» Exercise details: Each line in the entries below that holds the string "outer" is to be listed.

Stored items
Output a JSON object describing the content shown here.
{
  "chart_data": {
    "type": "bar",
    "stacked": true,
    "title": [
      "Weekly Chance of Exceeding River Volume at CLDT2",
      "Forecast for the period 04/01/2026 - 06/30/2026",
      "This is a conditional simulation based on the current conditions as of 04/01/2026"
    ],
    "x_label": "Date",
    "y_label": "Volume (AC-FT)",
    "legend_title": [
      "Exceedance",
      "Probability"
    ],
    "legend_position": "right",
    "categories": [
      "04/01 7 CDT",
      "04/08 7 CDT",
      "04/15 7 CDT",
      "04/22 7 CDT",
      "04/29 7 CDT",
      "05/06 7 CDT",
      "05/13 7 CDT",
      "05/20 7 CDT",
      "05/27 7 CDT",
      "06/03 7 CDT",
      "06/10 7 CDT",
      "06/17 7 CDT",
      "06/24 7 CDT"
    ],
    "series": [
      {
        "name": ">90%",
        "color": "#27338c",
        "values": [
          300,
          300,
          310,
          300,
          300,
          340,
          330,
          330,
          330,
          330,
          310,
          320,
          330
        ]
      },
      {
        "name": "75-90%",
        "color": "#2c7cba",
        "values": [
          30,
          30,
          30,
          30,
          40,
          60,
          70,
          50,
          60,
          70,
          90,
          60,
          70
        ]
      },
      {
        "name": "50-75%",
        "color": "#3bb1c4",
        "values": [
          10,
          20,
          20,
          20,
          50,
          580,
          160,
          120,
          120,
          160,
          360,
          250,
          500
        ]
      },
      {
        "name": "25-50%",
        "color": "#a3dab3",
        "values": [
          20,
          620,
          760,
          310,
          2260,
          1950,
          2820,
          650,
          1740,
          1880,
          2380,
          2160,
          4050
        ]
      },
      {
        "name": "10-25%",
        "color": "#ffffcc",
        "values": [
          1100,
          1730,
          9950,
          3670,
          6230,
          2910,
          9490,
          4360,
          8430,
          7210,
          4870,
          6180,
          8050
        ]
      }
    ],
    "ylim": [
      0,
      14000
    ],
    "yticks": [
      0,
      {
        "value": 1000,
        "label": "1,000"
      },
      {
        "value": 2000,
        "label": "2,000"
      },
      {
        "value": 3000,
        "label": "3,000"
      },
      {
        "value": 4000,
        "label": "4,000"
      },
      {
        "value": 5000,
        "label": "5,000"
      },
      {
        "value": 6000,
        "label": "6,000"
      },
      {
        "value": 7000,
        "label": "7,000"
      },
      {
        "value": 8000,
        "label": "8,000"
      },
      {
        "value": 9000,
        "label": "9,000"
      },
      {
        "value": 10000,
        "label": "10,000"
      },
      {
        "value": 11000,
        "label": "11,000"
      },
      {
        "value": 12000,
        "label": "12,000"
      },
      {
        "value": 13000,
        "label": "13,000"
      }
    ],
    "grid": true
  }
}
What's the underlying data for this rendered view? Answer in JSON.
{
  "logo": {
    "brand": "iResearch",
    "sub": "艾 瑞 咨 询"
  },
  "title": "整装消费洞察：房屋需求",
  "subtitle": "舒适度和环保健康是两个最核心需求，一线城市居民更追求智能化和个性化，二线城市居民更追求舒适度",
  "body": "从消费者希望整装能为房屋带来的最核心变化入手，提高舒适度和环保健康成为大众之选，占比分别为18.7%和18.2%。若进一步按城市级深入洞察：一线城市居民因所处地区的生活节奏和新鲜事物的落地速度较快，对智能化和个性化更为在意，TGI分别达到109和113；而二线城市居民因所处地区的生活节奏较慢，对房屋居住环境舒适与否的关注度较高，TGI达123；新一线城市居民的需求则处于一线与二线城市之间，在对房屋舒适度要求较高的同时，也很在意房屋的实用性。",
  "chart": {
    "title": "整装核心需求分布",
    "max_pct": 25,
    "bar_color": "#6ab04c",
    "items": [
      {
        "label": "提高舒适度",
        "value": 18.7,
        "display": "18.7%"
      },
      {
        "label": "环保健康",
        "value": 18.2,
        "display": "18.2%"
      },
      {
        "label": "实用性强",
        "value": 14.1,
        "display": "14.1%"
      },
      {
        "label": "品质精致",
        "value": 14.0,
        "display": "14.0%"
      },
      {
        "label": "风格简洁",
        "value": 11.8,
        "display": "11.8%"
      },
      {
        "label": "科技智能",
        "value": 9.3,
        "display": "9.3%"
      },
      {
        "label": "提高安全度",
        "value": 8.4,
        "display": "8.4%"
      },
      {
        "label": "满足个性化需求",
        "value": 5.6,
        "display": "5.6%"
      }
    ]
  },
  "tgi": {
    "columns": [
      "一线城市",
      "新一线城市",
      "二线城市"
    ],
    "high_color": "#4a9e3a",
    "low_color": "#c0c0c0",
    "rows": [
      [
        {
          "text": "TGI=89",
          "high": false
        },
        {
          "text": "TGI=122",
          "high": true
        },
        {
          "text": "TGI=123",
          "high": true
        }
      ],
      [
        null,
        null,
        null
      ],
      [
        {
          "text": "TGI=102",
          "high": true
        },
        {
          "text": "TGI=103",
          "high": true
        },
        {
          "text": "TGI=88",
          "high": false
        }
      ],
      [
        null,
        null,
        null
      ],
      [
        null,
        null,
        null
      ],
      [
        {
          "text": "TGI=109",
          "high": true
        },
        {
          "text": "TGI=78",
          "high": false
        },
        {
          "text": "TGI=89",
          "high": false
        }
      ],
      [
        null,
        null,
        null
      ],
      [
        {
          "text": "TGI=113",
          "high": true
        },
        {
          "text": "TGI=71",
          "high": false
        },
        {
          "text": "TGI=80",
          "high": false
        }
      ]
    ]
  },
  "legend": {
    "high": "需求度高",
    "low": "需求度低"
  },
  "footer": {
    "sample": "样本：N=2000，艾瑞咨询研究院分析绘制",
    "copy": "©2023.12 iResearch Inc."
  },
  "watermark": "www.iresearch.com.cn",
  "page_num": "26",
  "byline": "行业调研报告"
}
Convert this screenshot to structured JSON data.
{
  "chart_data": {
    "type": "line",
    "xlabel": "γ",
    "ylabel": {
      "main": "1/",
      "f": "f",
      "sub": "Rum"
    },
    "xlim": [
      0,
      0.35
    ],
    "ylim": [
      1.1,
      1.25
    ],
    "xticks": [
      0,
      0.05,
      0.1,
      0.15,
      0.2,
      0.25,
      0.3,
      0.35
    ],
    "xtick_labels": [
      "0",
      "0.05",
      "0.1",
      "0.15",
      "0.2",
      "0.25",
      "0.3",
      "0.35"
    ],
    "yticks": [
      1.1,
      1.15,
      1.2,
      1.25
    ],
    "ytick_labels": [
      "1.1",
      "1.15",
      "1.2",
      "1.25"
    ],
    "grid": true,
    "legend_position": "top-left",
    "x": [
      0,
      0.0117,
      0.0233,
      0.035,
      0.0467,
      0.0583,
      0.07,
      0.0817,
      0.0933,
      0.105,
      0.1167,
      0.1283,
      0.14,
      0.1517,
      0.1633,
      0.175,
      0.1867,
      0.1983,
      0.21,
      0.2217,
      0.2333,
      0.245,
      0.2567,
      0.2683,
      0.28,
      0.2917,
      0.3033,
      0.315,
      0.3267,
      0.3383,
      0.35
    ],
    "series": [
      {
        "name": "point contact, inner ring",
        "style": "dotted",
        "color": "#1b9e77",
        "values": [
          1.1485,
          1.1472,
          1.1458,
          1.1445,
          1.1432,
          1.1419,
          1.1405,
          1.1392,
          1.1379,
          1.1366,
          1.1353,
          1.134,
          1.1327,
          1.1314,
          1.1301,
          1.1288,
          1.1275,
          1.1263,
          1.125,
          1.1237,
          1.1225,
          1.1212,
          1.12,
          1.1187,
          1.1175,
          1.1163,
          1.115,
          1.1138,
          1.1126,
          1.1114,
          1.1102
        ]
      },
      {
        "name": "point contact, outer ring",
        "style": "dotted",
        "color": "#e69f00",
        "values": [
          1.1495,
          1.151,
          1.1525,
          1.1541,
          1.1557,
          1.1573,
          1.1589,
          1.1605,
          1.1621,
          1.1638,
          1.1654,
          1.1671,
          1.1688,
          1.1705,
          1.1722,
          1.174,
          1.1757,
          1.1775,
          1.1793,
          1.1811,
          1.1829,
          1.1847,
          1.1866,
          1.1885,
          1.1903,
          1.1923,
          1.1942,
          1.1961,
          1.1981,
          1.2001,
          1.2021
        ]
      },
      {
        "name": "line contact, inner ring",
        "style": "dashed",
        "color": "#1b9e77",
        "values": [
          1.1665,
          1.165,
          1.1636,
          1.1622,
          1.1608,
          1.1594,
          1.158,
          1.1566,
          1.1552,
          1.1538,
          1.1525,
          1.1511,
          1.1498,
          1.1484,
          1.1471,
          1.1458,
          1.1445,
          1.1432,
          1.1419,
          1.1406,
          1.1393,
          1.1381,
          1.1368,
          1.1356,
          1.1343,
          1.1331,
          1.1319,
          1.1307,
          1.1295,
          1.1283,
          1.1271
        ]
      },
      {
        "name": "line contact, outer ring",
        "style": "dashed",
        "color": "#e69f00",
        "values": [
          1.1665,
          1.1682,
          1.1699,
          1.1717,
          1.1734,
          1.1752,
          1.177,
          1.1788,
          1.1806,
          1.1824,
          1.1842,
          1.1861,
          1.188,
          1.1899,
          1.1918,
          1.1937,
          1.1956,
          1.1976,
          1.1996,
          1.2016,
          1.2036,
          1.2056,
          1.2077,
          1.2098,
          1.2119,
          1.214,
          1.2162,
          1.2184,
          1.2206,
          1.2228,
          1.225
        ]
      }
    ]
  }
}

» Response below:
        "name": "point contact, outer ring",
        "name": "line contact, outer ring",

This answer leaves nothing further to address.